--- YOUR GOAL ---
Return the lines from the one containing "Find all labels, buttons, inputs, and" to the one containing "right-panel: core zoom", copying them exactly.

--- INFORMATION SHOWN ---
** BEGIN **
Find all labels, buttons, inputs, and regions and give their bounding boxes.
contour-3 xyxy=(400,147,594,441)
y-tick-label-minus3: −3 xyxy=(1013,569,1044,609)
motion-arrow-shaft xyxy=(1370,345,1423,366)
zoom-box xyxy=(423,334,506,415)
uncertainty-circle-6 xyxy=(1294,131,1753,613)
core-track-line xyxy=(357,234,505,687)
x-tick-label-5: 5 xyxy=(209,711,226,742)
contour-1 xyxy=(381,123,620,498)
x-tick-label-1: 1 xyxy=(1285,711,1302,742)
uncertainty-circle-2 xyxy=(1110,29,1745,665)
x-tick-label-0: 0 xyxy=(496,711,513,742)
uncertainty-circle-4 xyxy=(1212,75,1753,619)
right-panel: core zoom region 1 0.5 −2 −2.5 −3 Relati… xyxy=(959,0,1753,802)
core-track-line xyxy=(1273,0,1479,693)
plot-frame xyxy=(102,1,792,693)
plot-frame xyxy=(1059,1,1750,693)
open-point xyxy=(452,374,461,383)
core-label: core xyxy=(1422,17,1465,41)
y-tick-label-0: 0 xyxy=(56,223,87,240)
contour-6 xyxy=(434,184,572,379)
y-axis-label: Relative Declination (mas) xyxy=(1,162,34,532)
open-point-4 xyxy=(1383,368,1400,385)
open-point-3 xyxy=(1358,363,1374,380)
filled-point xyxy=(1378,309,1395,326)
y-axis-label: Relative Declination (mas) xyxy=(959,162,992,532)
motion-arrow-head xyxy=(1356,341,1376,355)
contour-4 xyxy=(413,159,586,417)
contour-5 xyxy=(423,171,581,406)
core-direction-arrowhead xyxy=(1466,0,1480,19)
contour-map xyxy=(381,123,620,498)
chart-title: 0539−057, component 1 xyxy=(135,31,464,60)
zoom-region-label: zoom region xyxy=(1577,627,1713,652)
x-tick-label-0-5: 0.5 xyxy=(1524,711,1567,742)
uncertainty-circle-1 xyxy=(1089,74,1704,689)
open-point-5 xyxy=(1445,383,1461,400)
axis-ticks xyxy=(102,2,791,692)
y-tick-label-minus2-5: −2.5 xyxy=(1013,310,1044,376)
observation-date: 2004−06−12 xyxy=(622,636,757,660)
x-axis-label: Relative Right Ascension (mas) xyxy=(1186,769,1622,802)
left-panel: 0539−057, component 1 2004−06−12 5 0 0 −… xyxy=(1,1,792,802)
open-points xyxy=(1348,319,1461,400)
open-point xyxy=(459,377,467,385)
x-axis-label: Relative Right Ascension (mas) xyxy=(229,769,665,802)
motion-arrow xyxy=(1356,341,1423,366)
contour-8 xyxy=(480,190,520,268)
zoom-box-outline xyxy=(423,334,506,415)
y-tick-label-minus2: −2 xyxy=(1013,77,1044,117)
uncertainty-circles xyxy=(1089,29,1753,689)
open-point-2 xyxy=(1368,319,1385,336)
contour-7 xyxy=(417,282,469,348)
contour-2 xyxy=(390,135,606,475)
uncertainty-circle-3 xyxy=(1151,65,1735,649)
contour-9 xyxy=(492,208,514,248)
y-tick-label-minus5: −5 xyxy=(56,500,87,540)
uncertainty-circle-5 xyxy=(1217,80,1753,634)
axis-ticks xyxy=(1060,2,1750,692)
** END **
** BEGIN **
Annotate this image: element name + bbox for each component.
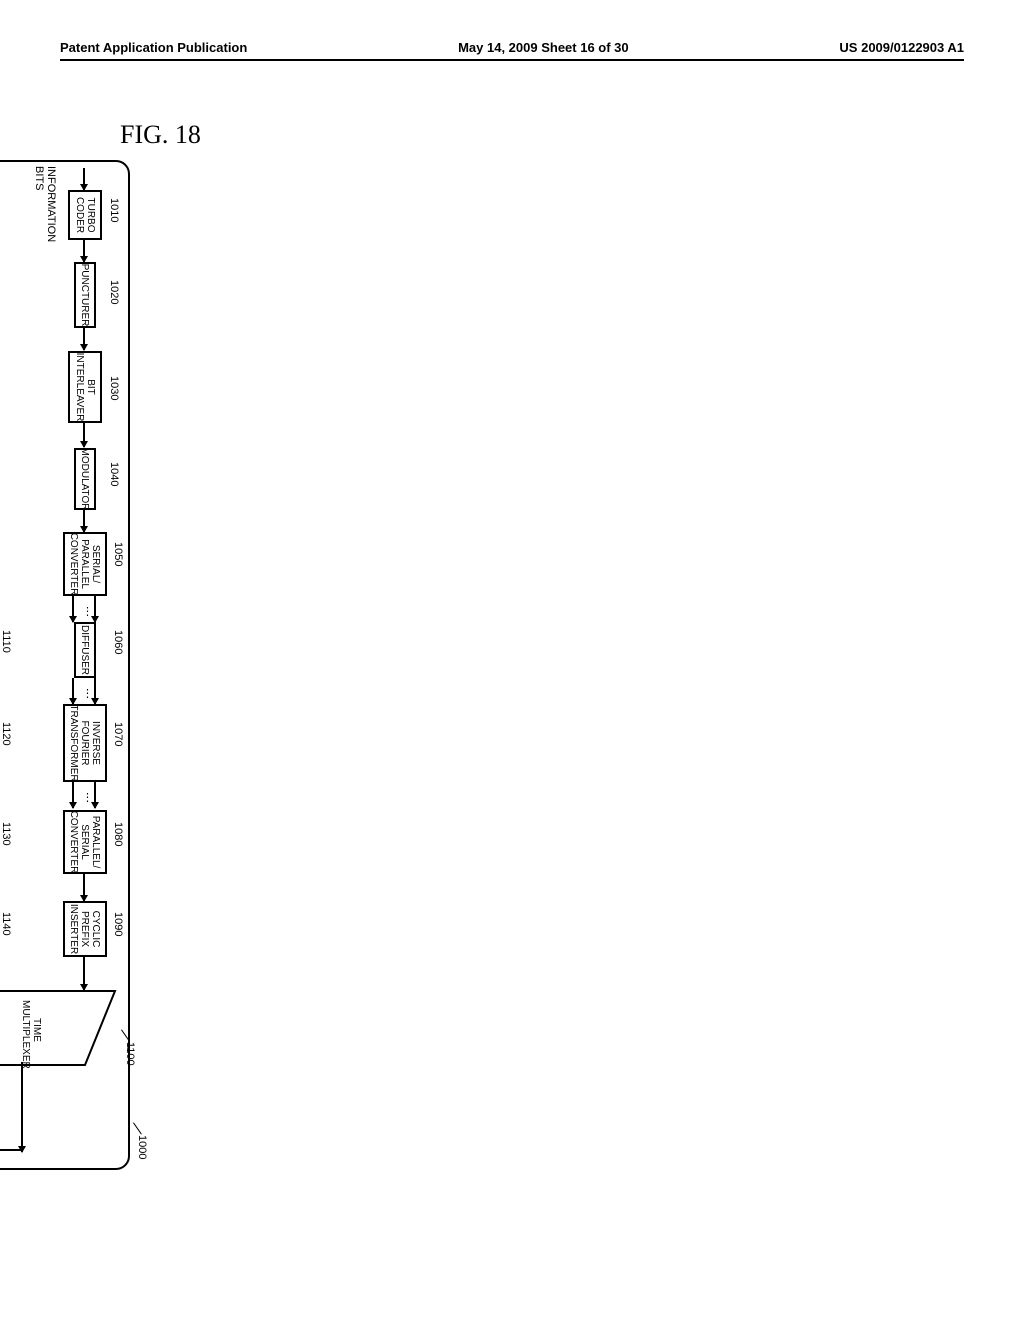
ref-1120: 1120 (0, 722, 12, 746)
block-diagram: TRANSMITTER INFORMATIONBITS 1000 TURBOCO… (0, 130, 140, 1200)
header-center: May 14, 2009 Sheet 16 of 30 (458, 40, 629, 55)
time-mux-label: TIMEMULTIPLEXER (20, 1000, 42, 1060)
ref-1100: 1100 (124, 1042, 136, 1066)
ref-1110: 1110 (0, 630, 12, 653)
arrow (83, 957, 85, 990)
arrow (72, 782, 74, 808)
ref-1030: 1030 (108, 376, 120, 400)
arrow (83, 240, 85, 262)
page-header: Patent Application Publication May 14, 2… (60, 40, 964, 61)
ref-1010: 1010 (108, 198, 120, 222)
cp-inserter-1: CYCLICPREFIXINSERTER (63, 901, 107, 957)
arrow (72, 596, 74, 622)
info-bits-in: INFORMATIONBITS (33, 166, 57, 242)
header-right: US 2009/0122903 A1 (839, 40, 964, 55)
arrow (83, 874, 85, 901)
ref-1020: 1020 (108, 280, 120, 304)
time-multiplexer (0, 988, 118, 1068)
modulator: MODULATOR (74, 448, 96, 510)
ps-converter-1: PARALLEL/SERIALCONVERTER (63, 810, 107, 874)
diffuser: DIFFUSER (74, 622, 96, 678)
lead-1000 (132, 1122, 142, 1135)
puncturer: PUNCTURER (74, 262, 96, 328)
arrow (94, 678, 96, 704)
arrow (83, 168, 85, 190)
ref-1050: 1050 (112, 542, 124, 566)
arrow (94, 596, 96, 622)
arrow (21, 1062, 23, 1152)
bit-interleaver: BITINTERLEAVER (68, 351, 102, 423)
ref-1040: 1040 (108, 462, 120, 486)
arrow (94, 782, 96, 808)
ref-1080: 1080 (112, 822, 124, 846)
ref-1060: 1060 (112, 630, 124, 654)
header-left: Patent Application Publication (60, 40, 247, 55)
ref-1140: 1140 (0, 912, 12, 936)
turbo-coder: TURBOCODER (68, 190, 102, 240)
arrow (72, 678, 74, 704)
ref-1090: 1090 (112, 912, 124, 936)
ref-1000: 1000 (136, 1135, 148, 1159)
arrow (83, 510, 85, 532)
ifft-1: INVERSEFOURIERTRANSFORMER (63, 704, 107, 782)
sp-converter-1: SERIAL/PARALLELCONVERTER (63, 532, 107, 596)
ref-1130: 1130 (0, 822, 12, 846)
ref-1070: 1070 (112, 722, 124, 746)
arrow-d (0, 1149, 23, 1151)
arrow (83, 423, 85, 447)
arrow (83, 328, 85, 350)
** END **
** BEGIN **
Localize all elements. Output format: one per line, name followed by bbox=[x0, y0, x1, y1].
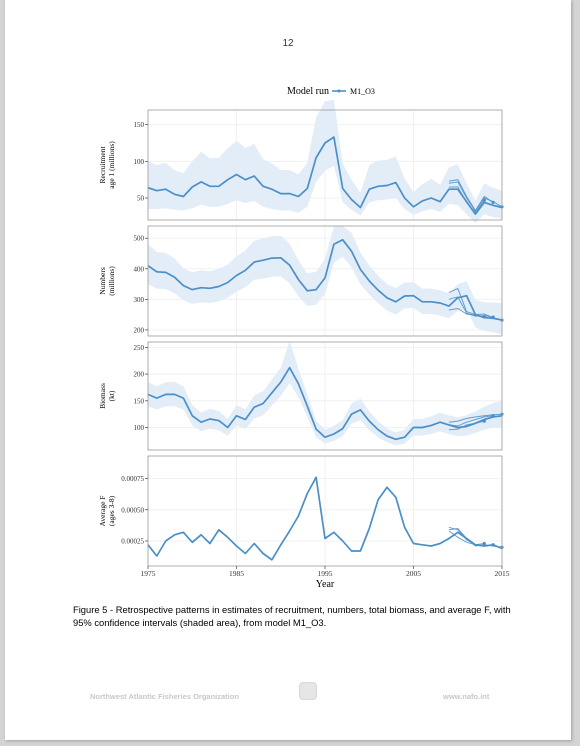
** END **
--- SOLUTION ---
Find all labels, buttons, inputs, and regions and give their bounding boxes.
contour-3 xyxy=(400,147,594,441)
y-tick-label-minus3: −3 xyxy=(1013,569,1044,609)
motion-arrow-shaft xyxy=(1370,345,1423,366)
zoom-box xyxy=(423,334,506,415)
uncertainty-circle-6 xyxy=(1294,131,1753,613)
core-track-line xyxy=(357,234,505,687)
x-tick-label-5: 5 xyxy=(209,711,226,742)
contour-1 xyxy=(381,123,620,498)
x-tick-label-1: 1 xyxy=(1285,711,1302,742)
uncertainty-circle-2 xyxy=(1110,29,1745,665)
x-tick-label-0: 0 xyxy=(496,711,513,742)
uncertainty-circle-4 xyxy=(1212,75,1753,619)
right-panel: core zoom region 1 0.5 −2 −2.5 −3 Relati… xyxy=(959,0,1753,802)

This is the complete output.